> [JOB]: Every line below is to be quoted exactly, with nothing added or dropped.

> [DATA FOR PROCESSING]:
::::::::
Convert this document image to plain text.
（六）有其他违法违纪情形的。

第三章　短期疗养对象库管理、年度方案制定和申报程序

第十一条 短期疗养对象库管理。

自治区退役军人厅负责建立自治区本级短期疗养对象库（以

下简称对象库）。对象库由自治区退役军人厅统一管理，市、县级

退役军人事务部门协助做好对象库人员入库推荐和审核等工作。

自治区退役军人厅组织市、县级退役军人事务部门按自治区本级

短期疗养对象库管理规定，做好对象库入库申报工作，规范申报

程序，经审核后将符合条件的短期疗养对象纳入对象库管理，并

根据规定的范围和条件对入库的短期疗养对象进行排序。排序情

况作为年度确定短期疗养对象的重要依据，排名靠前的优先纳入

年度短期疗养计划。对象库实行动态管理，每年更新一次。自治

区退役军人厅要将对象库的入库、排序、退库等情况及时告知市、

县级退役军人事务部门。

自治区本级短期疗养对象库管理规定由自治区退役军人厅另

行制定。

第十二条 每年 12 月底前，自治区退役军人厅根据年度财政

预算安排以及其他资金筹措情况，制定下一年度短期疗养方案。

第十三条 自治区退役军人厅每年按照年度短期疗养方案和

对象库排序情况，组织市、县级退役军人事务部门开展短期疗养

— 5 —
::::::::
> [TASK SOLUTION]:
Convert this document image to plain text.
（六）有其他违法违纪情形的。

第三章　短期疗养对象库管理、年度方案制定和申报程序

第十一条 短期疗养对象库管理。

自治区退役军人厅负责建立自治区本级短期疗养对象库（以

下简称对象库）。对象库由自治区退役军人厅统一管理，市、县级

退役军人事务部门协助做好对象库人员入库推荐和审核等工作。

自治区退役军人厅组织市、县级退役军人事务部门按自治区本级

短期疗养对象库管理规定，做好对象库入库申报工作，规范申报

程序，经审核后将符合条件的短期疗养对象纳入对象库管理，并

根据规定的范围和条件对入库的短期疗养对象进行排序。排序情

况作为年度确定短期疗养对象的重要依据，排名靠前的优先纳入

年度短期疗养计划。对象库实行动态管理，每年更新一次。自治

区退役军人厅要将对象库的入库、排序、退库等情况及时告知市、

县级退役军人事务部门。

自治区本级短期疗养对象库管理规定由自治区退役军人厅另

行制定。

第十二条 每年 12 月底前，自治区退役军人厅根据年度财政

预算安排以及其他资金筹措情况，制定下一年度短期疗养方案。

第十三条 自治区退役军人厅每年按照年度短期疗养方案和

对象库排序情况，组织市、县级退役军人事务部门开展短期疗养

— 5 —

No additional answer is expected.